** Start RECORDED DATA **

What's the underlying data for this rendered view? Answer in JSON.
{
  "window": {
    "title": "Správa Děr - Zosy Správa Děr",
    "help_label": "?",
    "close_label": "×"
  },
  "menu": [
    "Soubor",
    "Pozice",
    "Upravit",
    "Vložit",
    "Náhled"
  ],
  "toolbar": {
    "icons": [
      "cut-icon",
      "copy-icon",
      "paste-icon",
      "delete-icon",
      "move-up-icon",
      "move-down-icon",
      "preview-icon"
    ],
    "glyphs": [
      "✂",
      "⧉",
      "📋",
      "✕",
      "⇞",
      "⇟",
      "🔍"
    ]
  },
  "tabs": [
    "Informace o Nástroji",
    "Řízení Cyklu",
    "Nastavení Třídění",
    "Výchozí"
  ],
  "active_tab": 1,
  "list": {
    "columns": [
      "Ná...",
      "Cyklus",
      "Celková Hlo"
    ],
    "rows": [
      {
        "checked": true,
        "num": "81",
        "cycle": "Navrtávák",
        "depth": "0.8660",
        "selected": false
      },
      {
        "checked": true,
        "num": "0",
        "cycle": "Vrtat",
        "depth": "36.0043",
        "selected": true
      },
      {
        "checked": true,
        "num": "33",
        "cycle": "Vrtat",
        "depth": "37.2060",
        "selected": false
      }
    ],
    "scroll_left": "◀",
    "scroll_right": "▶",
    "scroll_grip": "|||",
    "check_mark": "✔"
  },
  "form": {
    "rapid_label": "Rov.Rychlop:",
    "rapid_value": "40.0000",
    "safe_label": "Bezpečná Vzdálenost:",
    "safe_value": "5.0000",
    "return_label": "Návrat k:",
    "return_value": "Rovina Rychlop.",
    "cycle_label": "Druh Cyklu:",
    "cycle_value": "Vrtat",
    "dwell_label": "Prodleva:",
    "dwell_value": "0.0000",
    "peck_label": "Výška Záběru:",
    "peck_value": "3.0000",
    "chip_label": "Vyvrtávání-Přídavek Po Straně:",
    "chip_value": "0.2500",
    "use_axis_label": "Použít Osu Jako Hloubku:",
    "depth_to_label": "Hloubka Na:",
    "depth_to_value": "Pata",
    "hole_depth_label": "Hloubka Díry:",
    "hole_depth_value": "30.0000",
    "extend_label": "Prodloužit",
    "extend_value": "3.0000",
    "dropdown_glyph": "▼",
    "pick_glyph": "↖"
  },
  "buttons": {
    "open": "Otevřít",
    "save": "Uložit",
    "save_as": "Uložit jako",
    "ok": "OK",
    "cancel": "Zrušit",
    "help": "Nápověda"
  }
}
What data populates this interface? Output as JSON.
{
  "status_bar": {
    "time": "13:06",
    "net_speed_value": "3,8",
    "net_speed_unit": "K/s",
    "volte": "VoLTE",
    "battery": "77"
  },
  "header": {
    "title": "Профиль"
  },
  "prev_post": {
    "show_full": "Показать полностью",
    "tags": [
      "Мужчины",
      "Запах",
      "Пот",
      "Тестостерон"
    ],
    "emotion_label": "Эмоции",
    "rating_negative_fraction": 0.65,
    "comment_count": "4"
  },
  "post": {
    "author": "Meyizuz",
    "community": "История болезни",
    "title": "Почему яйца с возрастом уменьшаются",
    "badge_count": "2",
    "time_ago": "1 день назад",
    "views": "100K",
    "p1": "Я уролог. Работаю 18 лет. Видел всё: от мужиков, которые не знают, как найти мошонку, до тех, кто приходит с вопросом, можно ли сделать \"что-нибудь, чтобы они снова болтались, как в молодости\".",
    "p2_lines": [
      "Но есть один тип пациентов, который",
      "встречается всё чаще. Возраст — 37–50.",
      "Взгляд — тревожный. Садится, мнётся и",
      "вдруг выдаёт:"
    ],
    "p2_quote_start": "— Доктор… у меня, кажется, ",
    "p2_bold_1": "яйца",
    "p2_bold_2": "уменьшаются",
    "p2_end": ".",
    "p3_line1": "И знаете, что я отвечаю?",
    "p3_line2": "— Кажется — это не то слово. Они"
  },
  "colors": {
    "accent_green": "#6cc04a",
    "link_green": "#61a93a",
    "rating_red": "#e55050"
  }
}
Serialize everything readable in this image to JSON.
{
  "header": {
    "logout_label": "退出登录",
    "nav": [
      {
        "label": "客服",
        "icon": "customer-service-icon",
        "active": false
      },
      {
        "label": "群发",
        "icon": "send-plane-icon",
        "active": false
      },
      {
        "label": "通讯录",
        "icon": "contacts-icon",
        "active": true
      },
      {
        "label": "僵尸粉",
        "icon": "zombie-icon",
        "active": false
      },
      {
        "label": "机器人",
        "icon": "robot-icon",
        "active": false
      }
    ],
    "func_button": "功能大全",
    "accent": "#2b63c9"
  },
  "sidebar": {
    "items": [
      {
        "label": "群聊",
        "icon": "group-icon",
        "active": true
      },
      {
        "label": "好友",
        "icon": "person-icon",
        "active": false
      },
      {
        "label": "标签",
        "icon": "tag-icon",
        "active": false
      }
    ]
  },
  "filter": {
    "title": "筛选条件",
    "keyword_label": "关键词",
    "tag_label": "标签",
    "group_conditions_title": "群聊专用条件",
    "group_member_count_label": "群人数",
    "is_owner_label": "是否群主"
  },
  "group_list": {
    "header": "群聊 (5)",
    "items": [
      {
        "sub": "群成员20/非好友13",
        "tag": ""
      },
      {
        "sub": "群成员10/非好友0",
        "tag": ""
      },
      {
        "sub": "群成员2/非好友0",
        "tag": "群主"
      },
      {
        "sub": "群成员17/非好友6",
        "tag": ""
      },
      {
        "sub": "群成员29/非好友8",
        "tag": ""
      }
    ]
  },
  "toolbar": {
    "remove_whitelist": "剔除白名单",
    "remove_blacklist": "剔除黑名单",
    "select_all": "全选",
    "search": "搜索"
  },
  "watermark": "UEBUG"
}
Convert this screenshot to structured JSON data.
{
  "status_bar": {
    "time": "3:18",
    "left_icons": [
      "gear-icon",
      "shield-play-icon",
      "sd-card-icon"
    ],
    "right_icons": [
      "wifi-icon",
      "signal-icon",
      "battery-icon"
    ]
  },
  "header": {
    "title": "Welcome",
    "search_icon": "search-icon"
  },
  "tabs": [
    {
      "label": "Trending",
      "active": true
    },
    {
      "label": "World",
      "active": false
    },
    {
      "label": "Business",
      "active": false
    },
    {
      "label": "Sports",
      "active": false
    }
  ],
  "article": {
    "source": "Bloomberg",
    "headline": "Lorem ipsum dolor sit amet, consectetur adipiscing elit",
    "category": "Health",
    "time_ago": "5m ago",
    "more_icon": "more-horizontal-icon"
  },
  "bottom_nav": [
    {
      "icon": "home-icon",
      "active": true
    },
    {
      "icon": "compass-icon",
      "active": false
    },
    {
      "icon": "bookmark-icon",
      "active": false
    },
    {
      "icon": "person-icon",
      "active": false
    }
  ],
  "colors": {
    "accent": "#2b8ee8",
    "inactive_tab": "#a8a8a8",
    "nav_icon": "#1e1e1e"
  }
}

** End RECORDED DATA **

- EXERCISE: Your task is to repeat the data exactly; please include every line.

- RESULT OF THIS EXERCISE:
What's the underlying data for this rendered view? Answer in JSON.
{
  "window": {
    "title": "Správa Děr - Zosy Správa Děr",
    "help_label": "?",
    "close_label": "×"
  },
  "menu": [
    "Soubor",
    "Pozice",
    "Upravit",
    "Vložit",
    "Náhled"
  ],
  "toolbar": {
    "icons": [
      "cut-icon",
      "copy-icon",
      "paste-icon",
      "delete-icon",
      "move-up-icon",
      "move-down-icon",
      "preview-icon"
    ],
    "glyphs": [
      "✂",
      "⧉",
      "📋",
      "✕",
      "⇞",
      "⇟",
      "🔍"
    ]
  },
  "tabs": [
    "Informace o Nástroji",
    "Řízení Cyklu",
    "Nastavení Třídění",
    "Výchozí"
  ],
  "active_tab": 1,
  "list": {
    "columns": [
      "Ná...",
      "Cyklus",
      "Celková Hlo"
    ],
    "rows": [
      {
        "checked": true,
        "num": "81",
        "cycle": "Navrtávák",
        "depth": "0.8660",
        "selected": false
      },
      {
        "checked": true,
        "num": "0",
        "cycle": "Vrtat",
        "depth": "36.0043",
        "selected": true
      },
      {
        "checked": true,
        "num": "33",
        "cycle": "Vrtat",
        "depth": "37.2060",
        "selected": false
      }
    ],
    "scroll_left": "◀",
    "scroll_right": "▶",
    "scroll_grip": "|||",
    "check_mark": "✔"
  },
  "form": {
    "rapid_label": "Rov.Rychlop:",
    "rapid_value": "40.0000",
    "safe_label": "Bezpečná Vzdálenost:",
    "safe_value": "5.0000",
    "return_label": "Návrat k:",
    "return_value": "Rovina Rychlop.",
    "cycle_label": "Druh Cyklu:",
    "cycle_value": "Vrtat",
    "dwell_label": "Prodleva:",
    "dwell_value": "0.0000",
    "peck_label": "Výška Záběru:",
    "peck_value": "3.0000",
    "chip_label": "Vyvrtávání-Přídavek Po Straně:",
    "chip_value": "0.2500",
    "use_axis_label": "Použít Osu Jako Hloubku:",
    "depth_to_label": "Hloubka Na:",
    "depth_to_value": "Pata",
    "hole_depth_label": "Hloubka Díry:",
    "hole_depth_value": "30.0000",
    "extend_label": "Prodloužit",
    "extend_value": "3.0000",
    "dropdown_glyph": "▼",
    "pick_glyph": "↖"
  },
  "buttons": {
    "open": "Otevřít",
    "save": "Uložit",
    "save_as": "Uložit jako",
    "ok": "OK",
    "cancel": "Zrušit",
    "help": "Nápověda"
  }
}
What data populates this interface? Output as JSON.
{
  "status_bar": {
    "time": "13:06",
    "net_speed_value": "3,8",
    "net_speed_unit": "K/s",
    "volte": "VoLTE",
    "battery": "77"
  },
  "header": {
    "title": "Профиль"
  },
  "prev_post": {
    "show_full": "Показать полностью",
    "tags": [
      "Мужчины",
      "Запах",
      "Пот",
      "Тестостерон"
    ],
    "emotion_label": "Эмоции",
    "rating_negative_fraction": 0.65,
    "comment_count": "4"
  },
  "post": {
    "author": "Meyizuz",
    "community": "История болезни",
    "title": "Почему яйца с возрастом уменьшаются",
    "badge_count": "2",
    "time_ago": "1 день назад",
    "views": "100K",
    "p1": "Я уролог. Работаю 18 лет. Видел всё: от мужиков, которые не знают, как найти мошонку, до тех, кто приходит с вопросом, можно ли сделать \"что-нибудь, чтобы они снова болтались, как в молодости\".",
    "p2_lines": [
      "Но есть один тип пациентов, который",
      "встречается всё чаще. Возраст — 37–50.",
      "Взгляд — тревожный. Садится, мнётся и",
      "вдруг выдаёт:"
    ],
    "p2_quote_start": "— Доктор… у меня, кажется, ",
    "p2_bold_1": "яйца",
    "p2_bold_2": "уменьшаются",
    "p2_end": ".",
    "p3_line1": "И знаете, что я отвечаю?",
    "p3_line2": "— Кажется — это не то слово. Они"
  },
  "colors": {
    "accent_green": "#6cc04a",
    "link_green": "#61a93a",
    "rating_red": "#e55050"
  }
}
Serialize everything readable in this image to JSON.
{
  "header": {
    "logout_label": "退出登录",
    "nav": [
      {
        "label": "客服",
        "icon": "customer-service-icon",
        "active": false
      },
      {
        "label": "群发",
        "icon": "send-plane-icon",
        "active": false
      },
      {
        "label": "通讯录",
        "icon": "contacts-icon",
        "active": true
      },
      {
        "label": "僵尸粉",
        "icon": "zombie-icon",
        "active": false
      },
      {
        "label": "机器人",
        "icon": "robot-icon",
        "active": false
      }
    ],
    "func_button": "功能大全",
    "accent": "#2b63c9"
  },
  "sidebar": {
    "items": [
      {
        "label": "群聊",
        "icon": "group-icon",
        "active": true
      },
      {
        "label": "好友",
        "icon": "person-icon",
        "active": false
      },
      {
        "label": "标签",
        "icon": "tag-icon",
        "active": false
      }
    ]
  },
  "filter": {
    "title": "筛选条件",
    "keyword_label": "关键词",
    "tag_label": "标签",
    "group_conditions_title": "群聊专用条件",
    "group_member_count_label": "群人数",
    "is_owner_label": "是否群主"
  },
  "group_list": {
    "header": "群聊 (5)",
    "items": [
      {
        "sub": "群成员20/非好友13",
        "tag": ""
      },
      {
        "sub": "群成员10/非好友0",
        "tag": ""
      },
      {
        "sub": "群成员2/非好友0",
        "tag": "群主"
      },
      {
        "sub": "群成员17/非好友6",
        "tag": ""
      },
      {
        "sub": "群成员29/非好友8",
        "tag": ""
      }
    ]
  },
  "toolbar": {
    "remove_whitelist": "剔除白名单",
    "remove_blacklist": "剔除黑名单",
    "select_all": "全选",
    "search": "搜索"
  },
  "watermark": "UEBUG"
}
Convert this screenshot to structured JSON data.
{
  "status_bar": {
    "time": "3:18",
    "left_icons": [
      "gear-icon",
      "shield-play-icon",
      "sd-card-icon"
    ],
    "right_icons": [
      "wifi-icon",
      "signal-icon",
      "battery-icon"
    ]
  },
  "header": {
    "title": "Welcome",
    "search_icon": "search-icon"
  },
  "tabs": [
    {
      "label": "Trending",
      "active": true
    },
    {
      "label": "World",
      "active": false
    },
    {
      "label": "Business",
      "active": false
    },
    {
      "label": "Sports",
      "active": false
    }
  ],
  "article": {
    "source": "Bloomberg",
    "headline": "Lorem ipsum dolor sit amet, consectetur adipiscing elit",
    "category": "Health",
    "time_ago": "5m ago",
    "more_icon": "more-horizontal-icon"
  },
  "bottom_nav": [
    {
      "icon": "home-icon",
      "active": true
    },
    {
      "icon": "compass-icon",
      "active": false
    },
    {
      "icon": "bookmark-icon",
      "active": false
    },
    {
      "icon": "person-icon",
      "active": false
    }
  ],
  "colors": {
    "accent": "#2b8ee8",
    "inactive_tab": "#a8a8a8",
    "nav_icon": "#1e1e1e"
  }
}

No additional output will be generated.